──────── Rows ────────

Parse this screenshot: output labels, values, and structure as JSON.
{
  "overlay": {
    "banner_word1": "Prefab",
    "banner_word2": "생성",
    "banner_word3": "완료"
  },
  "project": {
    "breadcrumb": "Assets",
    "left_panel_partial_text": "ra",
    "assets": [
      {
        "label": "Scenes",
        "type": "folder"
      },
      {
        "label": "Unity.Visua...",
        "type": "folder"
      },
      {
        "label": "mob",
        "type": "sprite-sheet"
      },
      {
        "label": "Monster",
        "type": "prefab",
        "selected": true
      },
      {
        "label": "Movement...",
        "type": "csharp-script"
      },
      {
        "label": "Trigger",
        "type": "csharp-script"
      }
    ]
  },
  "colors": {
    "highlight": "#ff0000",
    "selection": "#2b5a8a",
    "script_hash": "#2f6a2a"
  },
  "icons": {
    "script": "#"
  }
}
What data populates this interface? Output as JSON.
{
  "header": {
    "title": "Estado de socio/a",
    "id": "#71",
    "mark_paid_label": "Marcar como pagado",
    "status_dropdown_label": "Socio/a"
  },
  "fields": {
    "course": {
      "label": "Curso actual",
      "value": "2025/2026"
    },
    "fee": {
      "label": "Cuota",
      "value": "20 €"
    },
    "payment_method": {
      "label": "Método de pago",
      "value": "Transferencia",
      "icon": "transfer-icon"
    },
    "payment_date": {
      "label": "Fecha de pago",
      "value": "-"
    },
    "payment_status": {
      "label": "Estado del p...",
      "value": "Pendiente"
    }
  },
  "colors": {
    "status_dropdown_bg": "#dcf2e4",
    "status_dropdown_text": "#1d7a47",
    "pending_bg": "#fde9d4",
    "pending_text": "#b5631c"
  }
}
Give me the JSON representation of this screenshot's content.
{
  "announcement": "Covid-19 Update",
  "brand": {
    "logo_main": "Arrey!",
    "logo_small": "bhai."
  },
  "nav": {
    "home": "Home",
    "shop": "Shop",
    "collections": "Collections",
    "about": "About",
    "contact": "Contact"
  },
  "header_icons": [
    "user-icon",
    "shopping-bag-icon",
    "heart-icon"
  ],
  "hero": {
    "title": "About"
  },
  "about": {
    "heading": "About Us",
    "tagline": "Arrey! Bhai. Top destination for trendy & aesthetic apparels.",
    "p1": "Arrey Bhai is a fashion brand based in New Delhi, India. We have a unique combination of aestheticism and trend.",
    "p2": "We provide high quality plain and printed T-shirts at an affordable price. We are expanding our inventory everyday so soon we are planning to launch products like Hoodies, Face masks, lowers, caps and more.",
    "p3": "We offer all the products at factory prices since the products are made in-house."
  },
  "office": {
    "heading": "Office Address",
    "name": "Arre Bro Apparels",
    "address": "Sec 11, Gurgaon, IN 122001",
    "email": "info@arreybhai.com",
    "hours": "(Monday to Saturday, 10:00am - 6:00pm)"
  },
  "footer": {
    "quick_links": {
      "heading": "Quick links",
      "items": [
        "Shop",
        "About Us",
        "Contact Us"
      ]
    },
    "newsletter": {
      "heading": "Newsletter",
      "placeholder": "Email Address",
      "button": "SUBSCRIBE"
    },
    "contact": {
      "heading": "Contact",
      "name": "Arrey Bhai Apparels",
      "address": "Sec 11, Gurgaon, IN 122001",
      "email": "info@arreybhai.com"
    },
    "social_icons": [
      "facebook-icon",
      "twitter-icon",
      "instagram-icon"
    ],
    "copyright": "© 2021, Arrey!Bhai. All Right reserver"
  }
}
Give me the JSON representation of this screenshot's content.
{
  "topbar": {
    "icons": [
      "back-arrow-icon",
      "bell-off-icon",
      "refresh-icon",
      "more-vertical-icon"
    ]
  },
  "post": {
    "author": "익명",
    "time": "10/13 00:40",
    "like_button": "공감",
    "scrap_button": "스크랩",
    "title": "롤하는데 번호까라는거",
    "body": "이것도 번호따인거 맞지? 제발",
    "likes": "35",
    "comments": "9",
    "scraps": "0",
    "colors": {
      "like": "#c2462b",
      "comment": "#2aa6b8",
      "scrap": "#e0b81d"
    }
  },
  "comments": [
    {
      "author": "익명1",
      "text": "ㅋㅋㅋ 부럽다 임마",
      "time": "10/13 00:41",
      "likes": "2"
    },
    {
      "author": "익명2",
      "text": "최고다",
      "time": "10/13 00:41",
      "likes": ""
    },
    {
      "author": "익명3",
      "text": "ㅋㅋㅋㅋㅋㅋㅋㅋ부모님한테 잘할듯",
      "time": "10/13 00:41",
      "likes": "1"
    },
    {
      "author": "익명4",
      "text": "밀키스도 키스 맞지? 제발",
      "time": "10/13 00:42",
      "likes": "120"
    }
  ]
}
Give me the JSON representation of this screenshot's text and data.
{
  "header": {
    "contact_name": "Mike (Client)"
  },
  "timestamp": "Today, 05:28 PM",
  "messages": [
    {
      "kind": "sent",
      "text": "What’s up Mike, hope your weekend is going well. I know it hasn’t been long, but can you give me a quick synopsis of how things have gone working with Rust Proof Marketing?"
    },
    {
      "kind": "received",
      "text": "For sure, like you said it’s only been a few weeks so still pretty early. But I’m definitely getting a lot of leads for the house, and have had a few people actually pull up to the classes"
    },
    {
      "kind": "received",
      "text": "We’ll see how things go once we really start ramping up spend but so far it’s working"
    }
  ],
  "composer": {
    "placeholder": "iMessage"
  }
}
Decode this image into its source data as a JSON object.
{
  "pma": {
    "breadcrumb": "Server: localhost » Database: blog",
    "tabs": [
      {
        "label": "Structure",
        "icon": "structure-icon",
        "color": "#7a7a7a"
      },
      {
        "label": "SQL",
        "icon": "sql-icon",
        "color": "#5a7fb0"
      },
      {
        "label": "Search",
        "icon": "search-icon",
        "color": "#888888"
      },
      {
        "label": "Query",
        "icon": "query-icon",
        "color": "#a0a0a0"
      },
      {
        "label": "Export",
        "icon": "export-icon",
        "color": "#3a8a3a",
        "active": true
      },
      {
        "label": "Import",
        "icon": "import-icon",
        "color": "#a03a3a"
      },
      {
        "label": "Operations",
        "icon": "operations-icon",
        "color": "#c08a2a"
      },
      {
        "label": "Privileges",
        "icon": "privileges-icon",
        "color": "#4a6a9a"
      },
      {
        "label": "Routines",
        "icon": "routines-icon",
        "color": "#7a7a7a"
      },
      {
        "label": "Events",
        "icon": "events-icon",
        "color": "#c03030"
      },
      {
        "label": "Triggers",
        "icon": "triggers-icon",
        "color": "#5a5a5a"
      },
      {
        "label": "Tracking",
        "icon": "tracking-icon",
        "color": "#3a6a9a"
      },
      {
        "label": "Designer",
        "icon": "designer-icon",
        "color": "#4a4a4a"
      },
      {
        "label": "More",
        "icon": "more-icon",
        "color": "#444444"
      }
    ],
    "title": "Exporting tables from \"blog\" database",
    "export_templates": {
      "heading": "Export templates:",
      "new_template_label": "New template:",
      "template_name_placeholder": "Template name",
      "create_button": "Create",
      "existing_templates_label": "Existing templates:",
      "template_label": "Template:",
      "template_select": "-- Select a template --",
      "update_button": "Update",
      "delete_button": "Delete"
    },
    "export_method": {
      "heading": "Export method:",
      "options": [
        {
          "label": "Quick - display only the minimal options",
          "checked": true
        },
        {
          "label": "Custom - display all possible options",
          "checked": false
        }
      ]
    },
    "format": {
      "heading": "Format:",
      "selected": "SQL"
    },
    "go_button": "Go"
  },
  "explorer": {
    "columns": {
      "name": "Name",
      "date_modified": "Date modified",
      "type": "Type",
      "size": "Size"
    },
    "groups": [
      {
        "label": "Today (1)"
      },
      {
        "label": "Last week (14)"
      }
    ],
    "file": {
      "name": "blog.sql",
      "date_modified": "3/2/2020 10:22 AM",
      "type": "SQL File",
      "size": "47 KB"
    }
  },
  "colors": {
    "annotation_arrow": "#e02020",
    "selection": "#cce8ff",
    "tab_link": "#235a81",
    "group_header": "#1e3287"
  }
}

────────

What is expected: All lines holding the word "brand" should be picked out and copied.

Written solution:
  "brand": {
    "p1": "Arrey Bhai is a fashion brand based in New Delhi, India. We have a unique combination of aestheticism and trend.",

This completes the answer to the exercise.